*** Opening SELECTED EXTRACT ***
- Theatrical release poster
- Directed by: Matty Rich
- Written by: Matty Rich
- Produced by: Matty Rich
- Starring: George T. Odom; Ann D. Sanders; Lawrence Gilliard Jr.; Mark Malone;
- Cinematography: John Rosnell
- Edited by: Jack Haigis
- Music by: Harold Wheeler
- Distributed by: The Samuel Goldwyn Company
- Release date: June 13, 1991 (United States);
- Running time: 91 minutes
- Country: United States
- Language: English
- Budget: $450,720
- Box office: $2.7 million

= Straight Out of Brooklyn =

1991 film directed by Matty Rich

Straight Out of Brooklyn is a 1991 independent film directed by Matty Rich in his directorial debut. The film is a story about Dennis (played by Larry Gilliard Jr.), an African-American teen living in a housing project with his sister, mother and abusive, alcoholic father. Fed up with his family's seemingly hopeless future, he plans with his friends to rob a drug dealer.

==Plot==
Dennis, living in a Red Hook housing project in Brooklyn, New York has had enough of poverty, and witnessing his alcoholic father beat his mother. His father is depressed and troubled from working hard for "the white man" for so many years, yet having nothing to show for it.
*** Closing SELECTED EXTRACT ***
WHAT THIS TASK INVOLVES>
In the Straight Out of Brooklyn page, who edited the film? Rely only on the film page above.
*** Opening INFORMATION SUPPLIED ***
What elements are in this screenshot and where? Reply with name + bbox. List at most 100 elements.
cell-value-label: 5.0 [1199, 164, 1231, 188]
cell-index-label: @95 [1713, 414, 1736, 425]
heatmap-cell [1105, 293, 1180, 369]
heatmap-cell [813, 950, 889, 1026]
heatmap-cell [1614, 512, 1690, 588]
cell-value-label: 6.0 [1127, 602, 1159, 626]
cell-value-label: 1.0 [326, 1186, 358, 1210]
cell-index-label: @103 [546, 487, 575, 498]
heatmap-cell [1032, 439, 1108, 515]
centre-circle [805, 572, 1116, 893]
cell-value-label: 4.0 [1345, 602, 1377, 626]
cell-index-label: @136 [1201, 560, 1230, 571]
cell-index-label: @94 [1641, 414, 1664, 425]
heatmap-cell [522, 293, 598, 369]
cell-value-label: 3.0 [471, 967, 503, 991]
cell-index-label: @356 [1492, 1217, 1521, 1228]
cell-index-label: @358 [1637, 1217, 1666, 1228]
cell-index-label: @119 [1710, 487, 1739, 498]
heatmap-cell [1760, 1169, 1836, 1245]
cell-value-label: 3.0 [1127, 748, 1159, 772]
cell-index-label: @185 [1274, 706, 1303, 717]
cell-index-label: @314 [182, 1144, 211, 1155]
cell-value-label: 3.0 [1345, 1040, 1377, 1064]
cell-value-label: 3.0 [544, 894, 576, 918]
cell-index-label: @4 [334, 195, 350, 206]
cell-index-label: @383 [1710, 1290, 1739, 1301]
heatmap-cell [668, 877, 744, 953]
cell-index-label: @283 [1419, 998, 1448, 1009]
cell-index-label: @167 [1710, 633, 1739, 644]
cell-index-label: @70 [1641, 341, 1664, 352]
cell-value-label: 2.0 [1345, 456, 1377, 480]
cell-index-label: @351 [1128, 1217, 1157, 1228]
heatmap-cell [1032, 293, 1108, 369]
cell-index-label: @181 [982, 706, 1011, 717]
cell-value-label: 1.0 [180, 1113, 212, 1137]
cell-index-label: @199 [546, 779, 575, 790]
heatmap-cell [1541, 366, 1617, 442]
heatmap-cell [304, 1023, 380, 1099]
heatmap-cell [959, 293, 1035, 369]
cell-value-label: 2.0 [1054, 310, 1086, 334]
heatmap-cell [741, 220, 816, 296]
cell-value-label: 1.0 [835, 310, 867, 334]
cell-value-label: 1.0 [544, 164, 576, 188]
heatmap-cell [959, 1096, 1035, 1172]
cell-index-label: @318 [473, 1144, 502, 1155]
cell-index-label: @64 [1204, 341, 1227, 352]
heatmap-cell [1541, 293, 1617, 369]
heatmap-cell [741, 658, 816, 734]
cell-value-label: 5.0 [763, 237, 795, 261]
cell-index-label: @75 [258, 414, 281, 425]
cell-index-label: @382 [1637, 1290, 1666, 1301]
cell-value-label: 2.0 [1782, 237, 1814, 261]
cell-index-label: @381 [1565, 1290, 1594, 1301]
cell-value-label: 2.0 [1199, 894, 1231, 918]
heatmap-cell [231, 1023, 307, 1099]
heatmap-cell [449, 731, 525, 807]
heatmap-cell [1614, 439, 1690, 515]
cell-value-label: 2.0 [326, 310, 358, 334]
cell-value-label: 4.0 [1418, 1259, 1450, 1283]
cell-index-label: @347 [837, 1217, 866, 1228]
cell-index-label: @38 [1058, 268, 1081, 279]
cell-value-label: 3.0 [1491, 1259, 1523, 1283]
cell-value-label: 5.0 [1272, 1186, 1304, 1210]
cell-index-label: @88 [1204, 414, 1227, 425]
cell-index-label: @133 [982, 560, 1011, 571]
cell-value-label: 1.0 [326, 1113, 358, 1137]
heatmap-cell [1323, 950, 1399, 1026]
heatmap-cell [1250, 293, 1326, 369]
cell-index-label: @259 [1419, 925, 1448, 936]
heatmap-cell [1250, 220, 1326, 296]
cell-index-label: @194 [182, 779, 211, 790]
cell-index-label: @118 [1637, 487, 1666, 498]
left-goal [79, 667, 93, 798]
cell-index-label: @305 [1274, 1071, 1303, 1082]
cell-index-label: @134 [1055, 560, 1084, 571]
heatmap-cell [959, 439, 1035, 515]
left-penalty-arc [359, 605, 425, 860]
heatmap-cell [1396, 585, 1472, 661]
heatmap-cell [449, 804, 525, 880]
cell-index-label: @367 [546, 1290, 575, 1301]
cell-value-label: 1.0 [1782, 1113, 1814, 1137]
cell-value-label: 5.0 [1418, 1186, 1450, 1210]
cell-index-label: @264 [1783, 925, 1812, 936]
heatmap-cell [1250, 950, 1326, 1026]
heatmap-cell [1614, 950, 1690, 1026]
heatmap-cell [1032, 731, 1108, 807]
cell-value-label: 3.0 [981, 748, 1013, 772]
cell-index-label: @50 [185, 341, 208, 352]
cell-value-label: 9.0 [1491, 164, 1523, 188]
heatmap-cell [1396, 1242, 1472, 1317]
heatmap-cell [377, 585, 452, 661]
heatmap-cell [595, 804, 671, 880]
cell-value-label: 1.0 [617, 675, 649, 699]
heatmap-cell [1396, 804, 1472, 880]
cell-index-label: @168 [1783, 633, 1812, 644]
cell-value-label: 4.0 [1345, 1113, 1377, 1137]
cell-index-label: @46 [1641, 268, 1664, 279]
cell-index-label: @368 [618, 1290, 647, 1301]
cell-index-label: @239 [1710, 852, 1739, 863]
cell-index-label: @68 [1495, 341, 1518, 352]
*** Closing INFORMATION SUPPLIED ***
ANSWER AREA>
Jack Haigis